### Set problem
Images are not part of the copy; write out the rest of the data exactly as given.

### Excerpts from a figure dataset
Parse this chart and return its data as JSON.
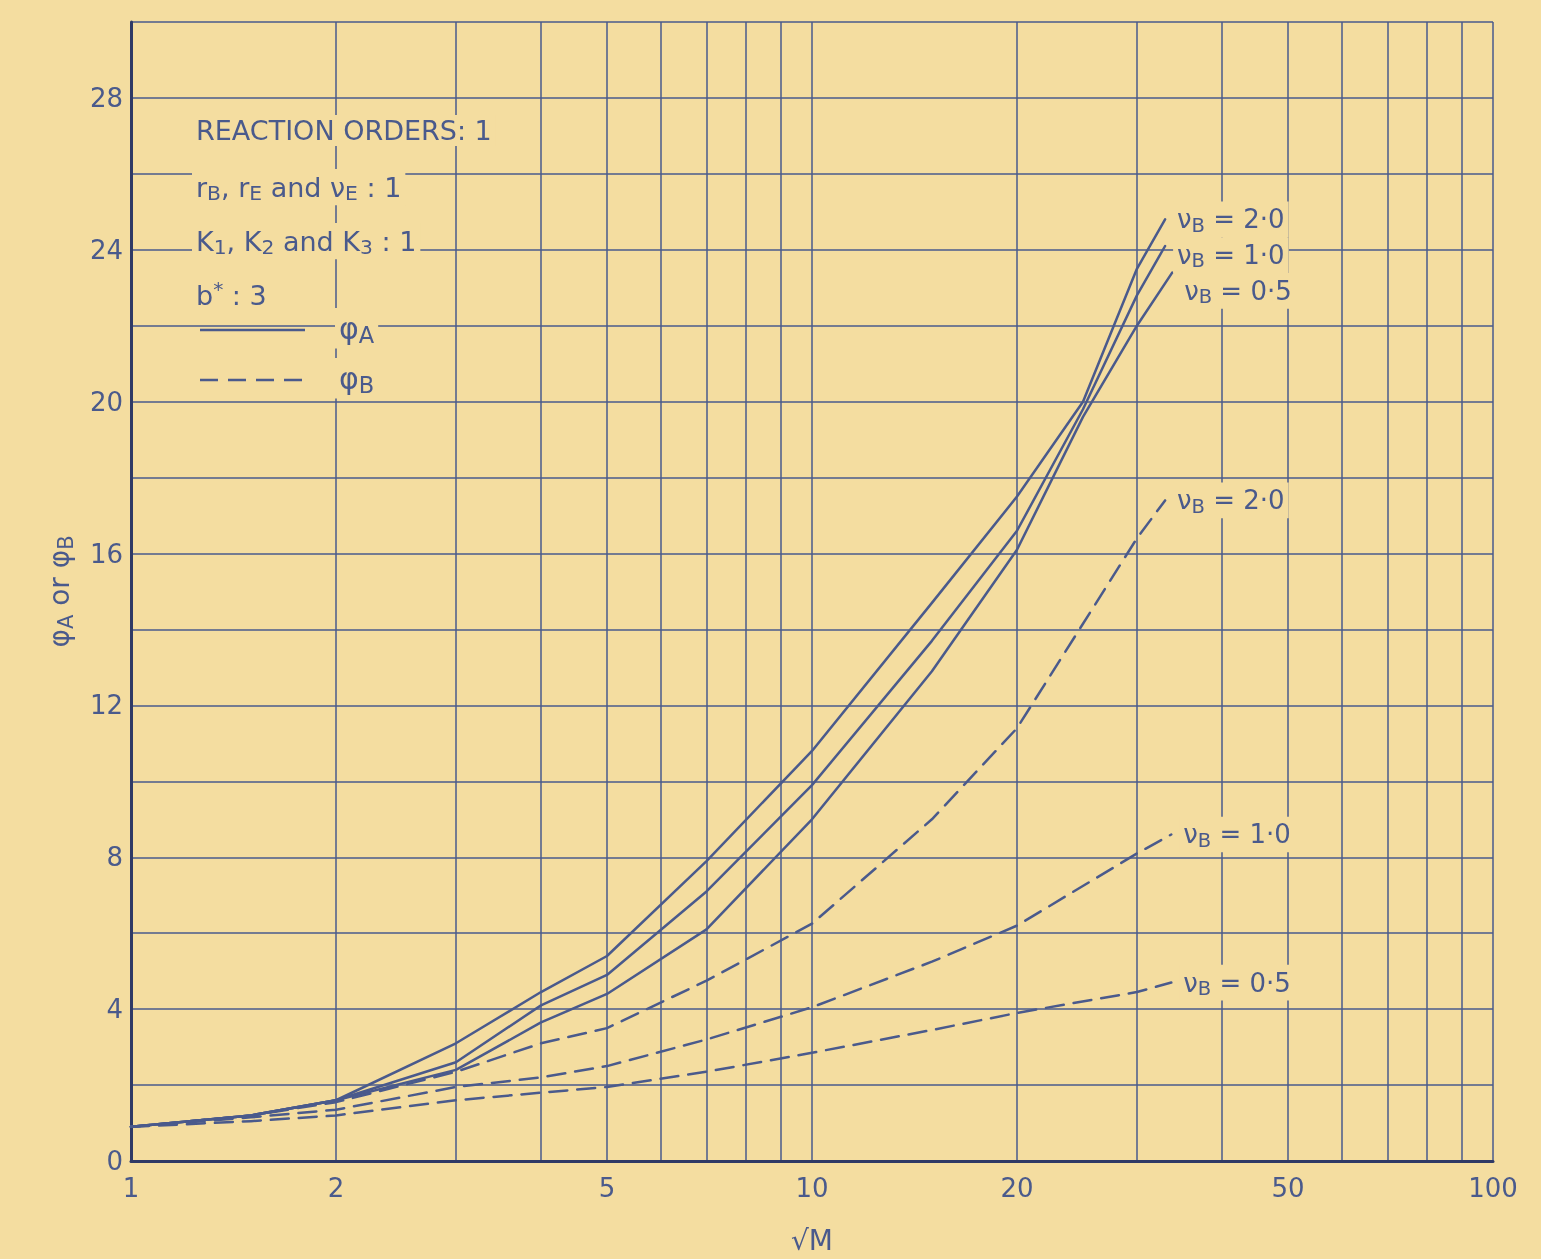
{
  "chart_data": {
    "type": "line",
    "xlabel": "√M",
    "ylabel": "φ$_{A}$ or φ$_{B}$",
    "log": "x",
    "grid": true,
    "marker": "none",
    "xlim": [
      1,
      100
    ],
    "xticks": [
      1,
      2,
      {
        "value": 3,
        "label": null
      },
      {
        "value": 4,
        "label": null
      },
      5,
      {
        "value": 6,
        "label": null
      },
      {
        "value": 7,
        "label": null
      },
      {
        "value": 8,
        "label": null
      },
      {
        "value": 9,
        "label": null
      },
      10,
      20,
      {
        "value": 30,
        "label": null
      },
      {
        "value": 40,
        "label": null
      },
      50,
      {
        "value": 60,
        "label": null
      },
      {
        "value": 70,
        "label": null
      },
      {
        "value": 80,
        "label": null
      },
      {
        "value": 90,
        "label": null
      },
      100
    ],
    "ylim": [
      0,
      30
    ],
    "yticks": [
      0,
      {
        "value": 2,
        "label": null
      },
      4,
      {
        "value": 6,
        "label": null
      },
      8,
      {
        "value": 10,
        "label": null
      },
      12,
      {
        "value": 14,
        "label": null
      },
      16,
      {
        "value": 18,
        "label": null
      },
      20,
      {
        "value": 22,
        "label": null
      },
      24,
      {
        "value": 26,
        "label": null
      },
      28,
      {
        "value": 30,
        "label": null
      }
    ],
    "annotations": [
      "REACTION ORDERS: 1",
      "r$_{B}$, r$_{E}$ and ν$_{E}$ : 1",
      "K$_{1}$, K$_{2}$ and K$_{3}$ : 1",
      "b$^{*}$ : 3",
      "φ$_{A}$",
      "φ$_{B}$"
    ],
    "series": [
      {
        "name": "ν$_{B}$ = 2·0",
        "color": "#4a5a8c",
        "line_style": "solid",
        "x": [
          1,
          1.5,
          2,
          3,
          4,
          5,
          7,
          10,
          15,
          20,
          25,
          30,
          33
        ],
        "values": [
          0.9,
          1.2,
          1.6,
          3.1,
          4.45,
          5.4,
          7.9,
          10.8,
          14.7,
          17.5,
          20.0,
          23.5,
          24.8
        ]
      },
      {
        "name": "ν$_{B}$ = 1·0",
        "color": "#4a5a8c",
        "line_style": "solid",
        "x": [
          1,
          1.5,
          2,
          3,
          4,
          5,
          7,
          10,
          15,
          20,
          25,
          30,
          33
        ],
        "values": [
          0.9,
          1.2,
          1.6,
          2.6,
          4.1,
          4.9,
          7.1,
          9.9,
          13.7,
          16.6,
          19.8,
          22.8,
          24.1
        ]
      },
      {
        "name": "ν$_{B}$ = 0·5",
        "color": "#4a5a8c",
        "line_style": "solid",
        "x": [
          1,
          1.5,
          2,
          3,
          4,
          5,
          7,
          10,
          15,
          20,
          25,
          30,
          33.8
        ],
        "values": [
          0.9,
          1.2,
          1.6,
          2.4,
          3.65,
          4.4,
          6.1,
          9.0,
          12.9,
          16.1,
          19.6,
          22.0,
          23.4
        ]
      },
      {
        "name": "ν$_{B}$ = 2·0",
        "color": "#4a5a8c",
        "line_style": "dashed",
        "x": [
          1,
          1.5,
          2,
          3,
          4,
          5,
          7,
          10,
          15,
          20,
          30,
          33
        ],
        "values": [
          0.9,
          1.2,
          1.55,
          2.35,
          3.1,
          3.5,
          4.75,
          6.25,
          9.0,
          11.4,
          16.4,
          17.4
        ]
      },
      {
        "name": "ν$_{B}$ = 1·0",
        "color": "#4a5a8c",
        "line_style": "dashed",
        "x": [
          1,
          1.5,
          2,
          3,
          4,
          5,
          7,
          10,
          15,
          20,
          30,
          33.7
        ],
        "values": [
          0.9,
          1.15,
          1.35,
          1.95,
          2.2,
          2.5,
          3.2,
          4.05,
          5.25,
          6.2,
          8.1,
          8.6
        ]
      },
      {
        "name": "ν$_{B}$ = 0·5",
        "color": "#4a5a8c",
        "line_style": "dashed",
        "x": [
          1,
          1.5,
          2,
          3,
          4,
          5,
          7,
          10,
          15,
          20,
          30,
          33.7
        ],
        "values": [
          0.9,
          1.05,
          1.2,
          1.6,
          1.8,
          1.95,
          2.35,
          2.85,
          3.45,
          3.9,
          4.45,
          4.7
        ]
      }
    ]
  }
}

### Solution to the problem
Parse this chart and return its data as JSON.
{
  "chart_data": {
    "type": "line",
    "xlabel": "√M",
    "ylabel": "φ$_{A}$ or φ$_{B}$",
    "log": "x",
    "grid": true,
    "marker": "none",
    "xlim": [
      1,
      100
    ],
    "xticks": [
      1,
      2,
      {
        "value": 3,
        "label": null
      },
      {
        "value": 4,
        "label": null
      },
      5,
      {
        "value": 6,
        "label": null
      },
      {
        "value": 7,
        "label": null
      },
      {
        "value": 8,
        "label": null
      },
      {
        "value": 9,
        "label": null
      },
      10,
      20,
      {
        "value": 30,
        "label": null
      },
      {
        "value": 40,
        "label": null
      },
      50,
      {
        "value": 60,
        "label": null
      },
      {
        "value": 70,
        "label": null
      },
      {
        "value": 80,
        "label": null
      },
      {
        "value": 90,
        "label": null
      },
      100
    ],
    "ylim": [
      0,
      30
    ],
    "yticks": [
      0,
      {
        "value": 2,
        "label": null
      },
      4,
      {
        "value": 6,
        "label": null
      },
      8,
      {
        "value": 10,
        "label": null
      },
      12,
      {
        "value": 14,
        "label": null
      },
      16,
      {
        "value": 18,
        "label": null
      },
      20,
      {
        "value": 22,
        "label": null
      },
      24,
      {
        "value": 26,
        "label": null
      },
      28,
      {
        "value": 30,
        "label": null
      }
    ],
    "annotations": [
      "REACTION ORDERS: 1",
      "r$_{B}$, r$_{E}$ and ν$_{E}$ : 1",
      "K$_{1}$, K$_{2}$ and K$_{3}$ : 1",
      "b$^{*}$ : 3",
      "φ$_{A}$",
      "φ$_{B}$"
    ],
    "series": [
      {
        "name": "ν$_{B}$ = 2·0",
        "color": "#4a5a8c",
        "line_style": "solid",
        "x": [
          1,
          1.5,
          2,
          3,
          4,
          5,
          7,
          10,
          15,
          20,
          25,
          30,
          33
        ],
        "values": [
          0.9,
          1.2,
          1.6,
          3.1,
          4.45,
          5.4,
          7.9,
          10.8,
          14.7,
          17.5,
          20.0,
          23.5,
          24.8
        ]
      },
      {
        "name": "ν$_{B}$ = 1·0",
        "color": "#4a5a8c",
        "line_style": "solid",
        "x": [
          1,
          1.5,
          2,
          3,
          4,
          5,
          7,
          10,
          15,
          20,
          25,
          30,
          33
        ],
        "values": [
          0.9,
          1.2,
          1.6,
          2.6,
          4.1,
          4.9,
          7.1,
          9.9,
          13.7,
          16.6,
          19.8,
          22.8,
          24.1
        ]
      },
      {
        "name": "ν$_{B}$ = 0·5",
        "color": "#4a5a8c",
        "line_style": "solid",
        "x": [
          1,
          1.5,
          2,
          3,
          4,
          5,
          7,
          10,
          15,
          20,
          25,
          30,
          33.8
        ],
        "values": [
          0.9,
          1.2,
          1.6,
          2.4,
          3.65,
          4.4,
          6.1,
          9.0,
          12.9,
          16.1,
          19.6,
          22.0,
          23.4
        ]
      },
      {
        "name": "ν$_{B}$ = 2·0",
        "color": "#4a5a8c",
        "line_style": "dashed",
        "x": [
          1,
          1.5,
          2,
          3,
          4,
          5,
          7,
          10,
          15,
          20,
          30,
          33
        ],
        "values": [
          0.9,
          1.2,
          1.55,
          2.35,
          3.1,
          3.5,
          4.75,
          6.25,
          9.0,
          11.4,
          16.4,
          17.4
        ]
      },
      {
        "name": "ν$_{B}$ = 1·0",
        "color": "#4a5a8c",
        "line_style": "dashed",
        "x": [
          1,
          1.5,
          2,
          3,
          4,
          5,
          7,
          10,
          15,
          20,
          30,
          33.7
        ],
        "values": [
          0.9,
          1.15,
          1.35,
          1.95,
          2.2,
          2.5,
          3.2,
          4.05,
          5.25,
          6.2,
          8.1,
          8.6
        ]
      },
      {
        "name": "ν$_{B}$ = 0·5",
        "color": "#4a5a8c",
        "line_style": "dashed",
        "x": [
          1,
          1.5,
          2,
          3,
          4,
          5,
          7,
          10,
          15,
          20,
          30,
          33.7
        ],
        "values": [
          0.9,
          1.05,
          1.2,
          1.6,
          1.8,
          1.95,
          2.35,
          2.85,
          3.45,
          3.9,
          4.45,
          4.7
        ]
      }
    ]
  }
}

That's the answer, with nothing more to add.